> [TASK BRIEF]: From the entries below, extract every line that includes the word "this".

[BEGIN THE RECORDS]

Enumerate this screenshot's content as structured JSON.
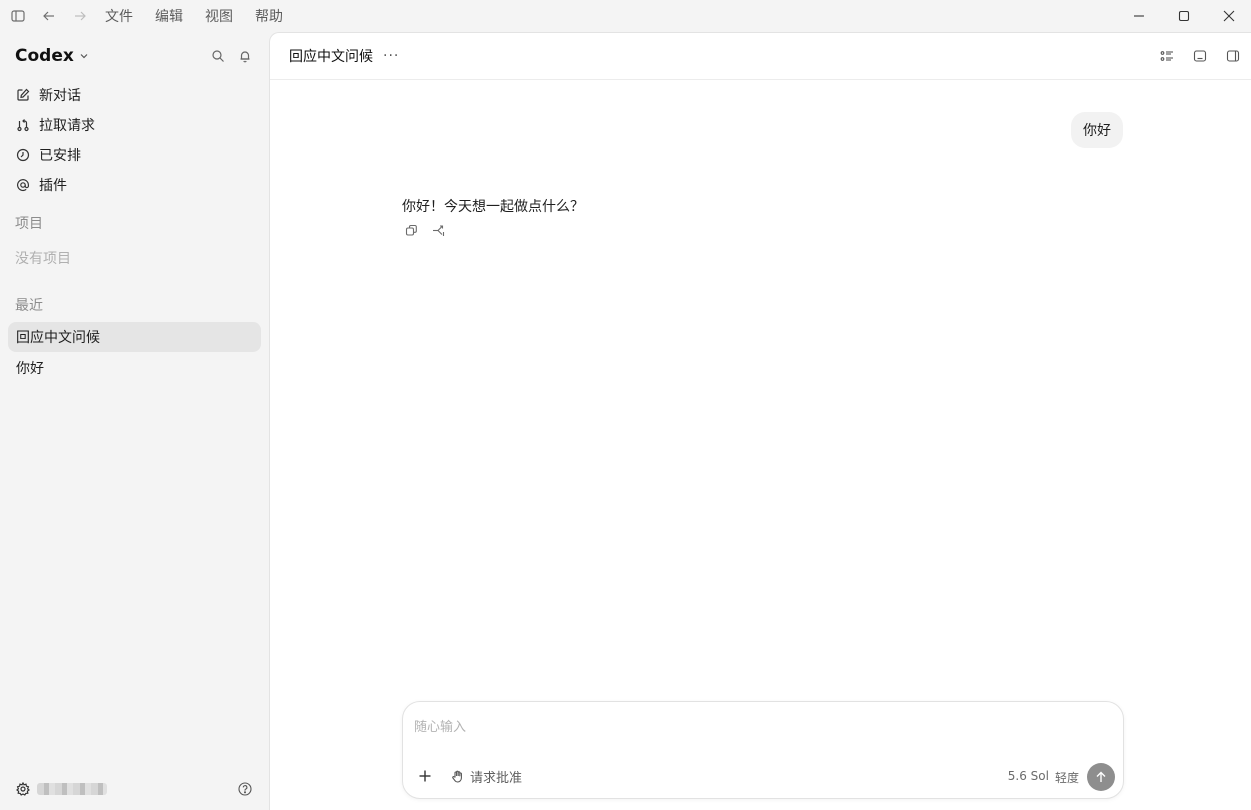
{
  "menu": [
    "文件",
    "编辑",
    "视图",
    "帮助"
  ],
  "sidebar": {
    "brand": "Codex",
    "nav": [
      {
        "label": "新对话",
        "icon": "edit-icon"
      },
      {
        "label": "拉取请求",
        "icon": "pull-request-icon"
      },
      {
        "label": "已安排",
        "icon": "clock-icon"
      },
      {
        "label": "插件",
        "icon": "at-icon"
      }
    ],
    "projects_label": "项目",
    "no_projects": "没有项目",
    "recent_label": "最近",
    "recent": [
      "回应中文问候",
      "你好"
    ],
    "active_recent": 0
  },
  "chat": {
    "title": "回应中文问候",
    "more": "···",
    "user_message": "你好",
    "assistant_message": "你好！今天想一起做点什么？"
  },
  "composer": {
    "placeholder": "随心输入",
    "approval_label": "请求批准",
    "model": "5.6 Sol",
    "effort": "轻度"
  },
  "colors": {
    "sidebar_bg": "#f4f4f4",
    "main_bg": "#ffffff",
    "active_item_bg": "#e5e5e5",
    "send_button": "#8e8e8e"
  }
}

[END THE RECORDS]
[BEGIN THE RECORDS]

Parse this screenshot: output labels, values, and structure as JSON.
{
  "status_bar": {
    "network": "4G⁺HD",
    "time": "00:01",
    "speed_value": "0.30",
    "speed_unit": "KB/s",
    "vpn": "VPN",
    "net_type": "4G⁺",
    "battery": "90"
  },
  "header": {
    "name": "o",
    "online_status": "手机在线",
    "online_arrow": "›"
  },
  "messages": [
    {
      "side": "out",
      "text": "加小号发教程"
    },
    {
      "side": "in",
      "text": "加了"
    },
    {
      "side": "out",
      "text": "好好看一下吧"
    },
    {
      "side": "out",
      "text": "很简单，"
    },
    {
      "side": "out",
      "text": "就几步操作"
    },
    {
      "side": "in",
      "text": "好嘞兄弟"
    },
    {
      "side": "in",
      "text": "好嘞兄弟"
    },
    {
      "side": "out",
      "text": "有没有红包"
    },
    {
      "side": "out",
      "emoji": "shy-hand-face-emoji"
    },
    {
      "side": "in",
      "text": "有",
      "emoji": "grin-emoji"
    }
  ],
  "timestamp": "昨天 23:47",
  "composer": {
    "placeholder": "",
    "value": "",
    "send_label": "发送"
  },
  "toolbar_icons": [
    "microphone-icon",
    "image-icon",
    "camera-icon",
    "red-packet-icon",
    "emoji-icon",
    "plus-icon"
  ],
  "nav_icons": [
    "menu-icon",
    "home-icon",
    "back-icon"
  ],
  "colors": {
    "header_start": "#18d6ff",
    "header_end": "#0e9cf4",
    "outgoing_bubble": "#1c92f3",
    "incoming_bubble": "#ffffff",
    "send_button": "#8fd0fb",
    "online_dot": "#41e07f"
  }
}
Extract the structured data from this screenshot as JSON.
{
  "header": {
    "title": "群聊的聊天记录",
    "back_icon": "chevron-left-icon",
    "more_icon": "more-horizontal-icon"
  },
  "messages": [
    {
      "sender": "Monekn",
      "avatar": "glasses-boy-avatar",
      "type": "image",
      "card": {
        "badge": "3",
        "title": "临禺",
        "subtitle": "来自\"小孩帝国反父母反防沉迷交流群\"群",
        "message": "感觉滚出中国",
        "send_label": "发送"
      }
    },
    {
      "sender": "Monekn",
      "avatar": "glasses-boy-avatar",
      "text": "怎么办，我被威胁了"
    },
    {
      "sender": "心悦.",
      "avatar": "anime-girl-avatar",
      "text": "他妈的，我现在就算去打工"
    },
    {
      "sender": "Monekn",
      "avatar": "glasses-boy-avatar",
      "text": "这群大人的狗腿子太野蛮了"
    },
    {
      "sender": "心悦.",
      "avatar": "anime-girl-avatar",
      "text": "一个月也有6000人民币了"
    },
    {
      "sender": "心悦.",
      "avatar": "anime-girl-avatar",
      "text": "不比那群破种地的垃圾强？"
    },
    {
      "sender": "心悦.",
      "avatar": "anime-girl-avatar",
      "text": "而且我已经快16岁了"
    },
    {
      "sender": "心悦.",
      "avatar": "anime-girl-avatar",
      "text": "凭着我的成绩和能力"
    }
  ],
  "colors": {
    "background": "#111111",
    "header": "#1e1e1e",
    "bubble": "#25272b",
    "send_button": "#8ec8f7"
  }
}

[END THE RECORDS]

> [ANSWER TO THE TASK]:
Enumerate this screenshot's content as structured JSON.
Parse this screenshot: output labels, values, and structure as JSON.
Extract the structured data from this screenshot as JSON.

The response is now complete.